— START OF Records supplied —

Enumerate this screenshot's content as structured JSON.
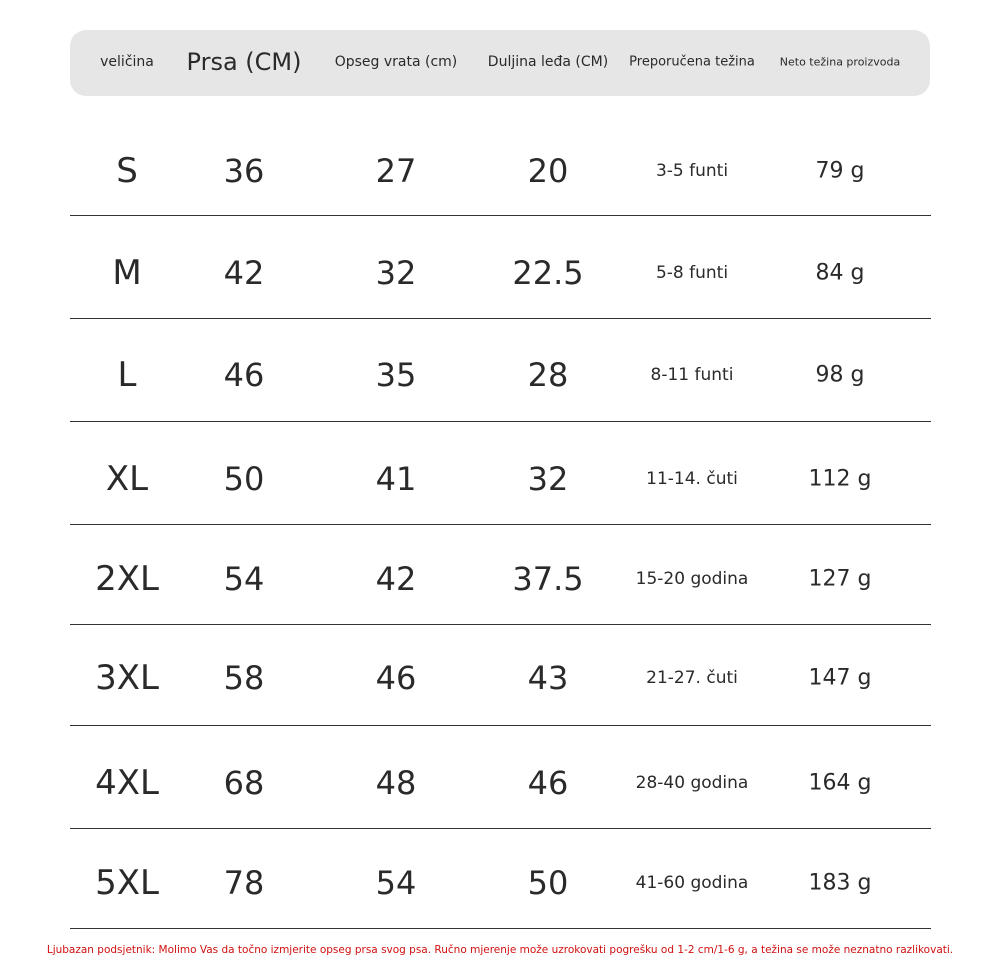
{
  "table": {
    "columns": [
      "veličina",
      "Prsa (CM)",
      "Opseg vrata (cm)",
      "Duljina leđa (CM)",
      "Preporučena težina",
      "Neto težina proizvoda"
    ],
    "rows": [
      [
        "S",
        "36",
        "27",
        "20",
        "3-5 funti",
        "79 g"
      ],
      [
        "M",
        "42",
        "32",
        "22.5",
        "5-8 funti",
        "84 g"
      ],
      [
        "L",
        "46",
        "35",
        "28",
        "8-11 funti",
        "98 g"
      ],
      [
        "XL",
        "50",
        "41",
        "32",
        "11-14. čuti",
        "112 g"
      ],
      [
        "2XL",
        "54",
        "42",
        "37.5",
        "15-20 godina",
        "127 g"
      ],
      [
        "3XL",
        "58",
        "46",
        "43",
        "21-27. čuti",
        "147 g"
      ],
      [
        "4XL",
        "68",
        "48",
        "46",
        "28-40 godina",
        "164 g"
      ],
      [
        "5XL",
        "78",
        "54",
        "50",
        "41-60 godina",
        "183 g"
      ]
    ]
  },
  "footer": {
    "note": "Ljubazan podsjetnik: Molimo Vas da točno izmjerite opseg prsa svog psa. Ručno mjerenje može uzrokovati pogrešku od 1-2 cm/1-6 g, a težina se može neznatno razlikovati."
  }
}
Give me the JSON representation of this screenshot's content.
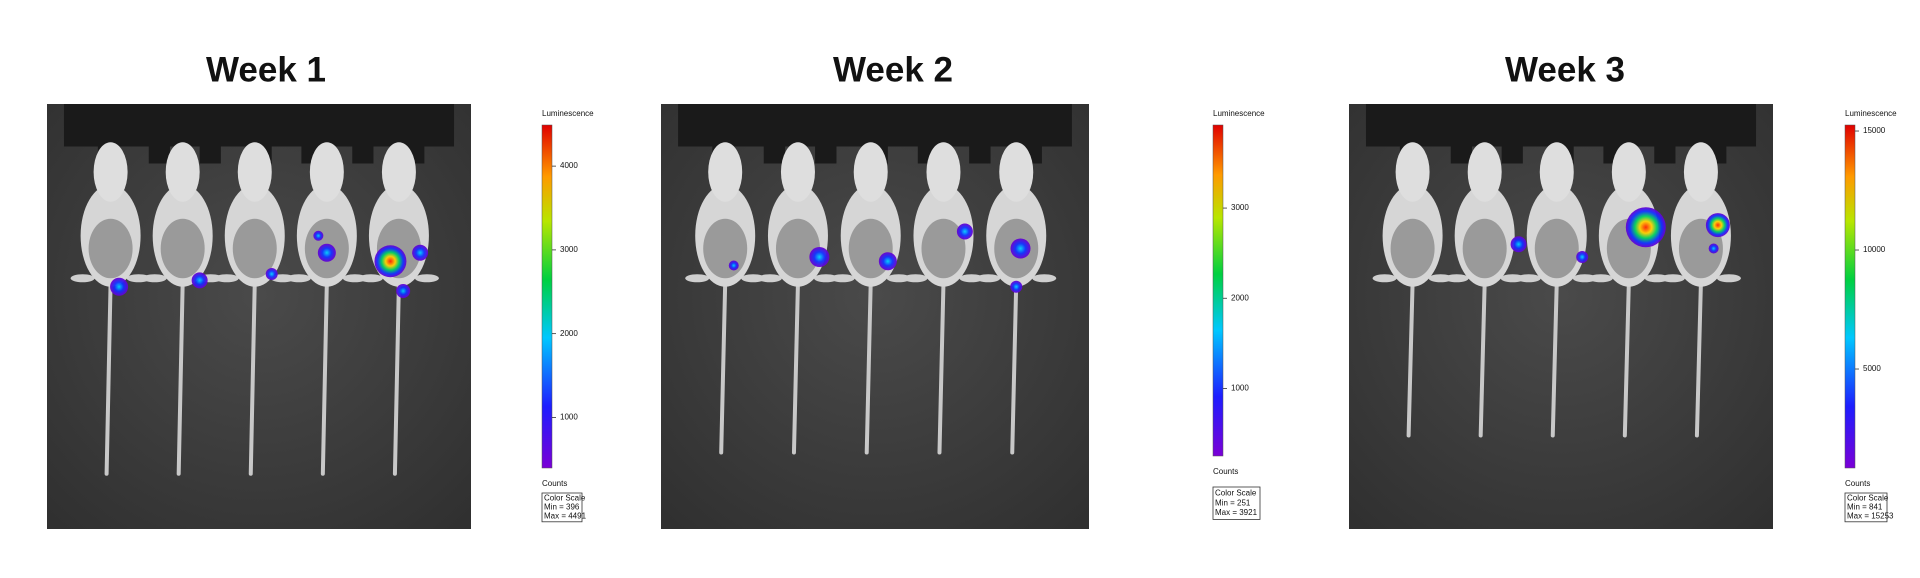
{
  "panels": [
    {
      "title": "Week 1",
      "colorbar": {
        "label": "Luminescence",
        "ticks": [
          1000,
          2000,
          3000,
          4000
        ],
        "units": "Counts",
        "box_title": "Color Scale",
        "min": {
          "value": 396,
          "label": "Min = 396"
        },
        "max": {
          "value": 4491,
          "label": "Max = 4491"
        }
      }
    },
    {
      "title": "Week 2",
      "colorbar": {
        "label": "Luminescence",
        "ticks": [
          1000,
          2000,
          3000
        ],
        "units": "Counts",
        "box_title": "Color Scale",
        "min": {
          "value": 251,
          "label": "Min = 251"
        },
        "max": {
          "value": 3921,
          "label": "Max = 3921"
        }
      }
    },
    {
      "title": "Week 3",
      "colorbar": {
        "label": "Luminescence",
        "ticks": [
          5000,
          10000,
          15000
        ],
        "units": "Counts",
        "box_title": "Color Scale",
        "min": {
          "value": 841,
          "label": "Min = 841"
        },
        "max": {
          "value": 15253,
          "label": "Max = 15253"
        }
      }
    }
  ]
}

— END OF Records supplied —

Task to complete → Across the entries, how many lines contain "content"? Reply with the number only.

Complete output → 2